## STATED PROBLEM
Count lines, not occurrences: report how many lines in the records hold the string "JSON", and nothing else.

## SUPPLIED MATERIAL
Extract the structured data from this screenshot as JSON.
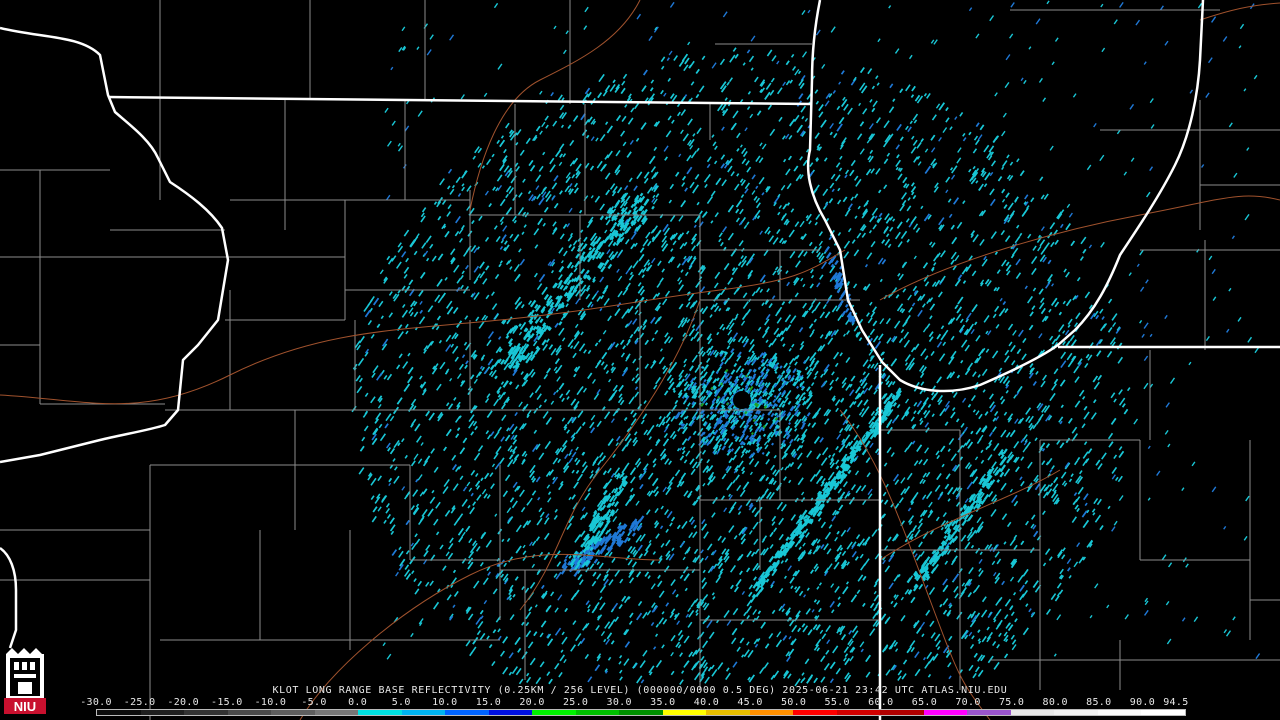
{
  "product_caption": "KLOT LONG RANGE BASE REFLECTIVITY (0.25KM / 256 LEVEL) (000000/0000 0.5 DEG) 2025-06-21 23:42 UTC  ATLAS.NIU.EDU",
  "logo_text": "NIU",
  "colorbar": {
    "labels": [
      "-30.0",
      "-25.0",
      "-20.0",
      "-15.0",
      "-10.0",
      "-5.0",
      "0.0",
      "5.0",
      "10.0",
      "15.0",
      "20.0",
      "25.0",
      "30.0",
      "35.0",
      "40.0",
      "45.0",
      "50.0",
      "55.0",
      "60.0",
      "65.0",
      "70.0",
      "75.0",
      "80.0",
      "85.0",
      "90.0",
      "94.5"
    ],
    "colors": [
      "#0d0d0d",
      "#1f1f1f",
      "#333333",
      "#4a4a4a",
      "#5e5e5e",
      "#767676",
      "#00e0e0",
      "#00b4f0",
      "#0064ff",
      "#0010e0",
      "#00f000",
      "#00c000",
      "#009000",
      "#ffff00",
      "#e8c000",
      "#ff9000",
      "#ff0000",
      "#d00000",
      "#b00000",
      "#ff00ff",
      "#9955cc",
      "#e8e8e8",
      "#f0f0f0",
      "#f8f8f8",
      "#ffffff"
    ]
  },
  "colors": {
    "background": "#000000",
    "state_border": "#ffffff",
    "county_line": "#8c8c8c",
    "highway": "#a0522d",
    "echo_main": "#19c7d6",
    "echo_blue": "#1f78d6",
    "echo_green": "#20a020"
  },
  "radar_site": "KLOT"
}
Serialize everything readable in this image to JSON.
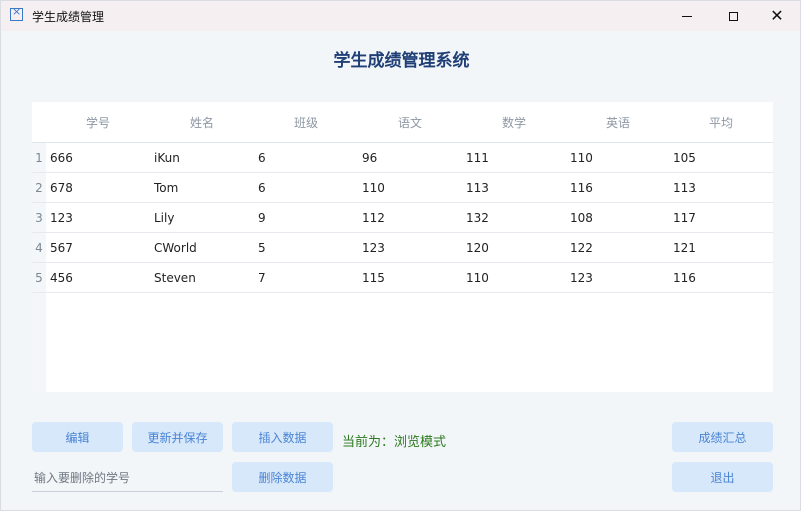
{
  "window": {
    "title": "学生成绩管理"
  },
  "heading": "学生成绩管理系统",
  "table": {
    "columns": [
      "学号",
      "姓名",
      "班级",
      "语文",
      "数学",
      "英语",
      "平均"
    ],
    "rows": [
      {
        "num": "1",
        "cells": [
          "666",
          "iKun",
          "6",
          "96",
          "111",
          "110",
          "105"
        ]
      },
      {
        "num": "2",
        "cells": [
          "678",
          "Tom",
          "6",
          "110",
          "113",
          "116",
          "113"
        ]
      },
      {
        "num": "3",
        "cells": [
          "123",
          "Lily",
          "9",
          "112",
          "132",
          "108",
          "117"
        ]
      },
      {
        "num": "4",
        "cells": [
          "567",
          "CWorld",
          "5",
          "123",
          "120",
          "122",
          "121"
        ]
      },
      {
        "num": "5",
        "cells": [
          "456",
          "Steven",
          "7",
          "115",
          "110",
          "123",
          "116"
        ]
      }
    ]
  },
  "buttons": {
    "edit": "编辑",
    "update_save": "更新并保存",
    "insert": "插入数据",
    "delete": "删除数据",
    "summary": "成绩汇总",
    "exit": "退出"
  },
  "status": "当前为：浏览模式",
  "delete_input": {
    "placeholder": "输入要删除的学号",
    "value": ""
  },
  "colors": {
    "accent": "#4a84d4",
    "button_bg": "#d7e8fb",
    "heading": "#1f3f76",
    "status": "#2b7a1e"
  }
}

## SOLUTION FOR THIS TASK
2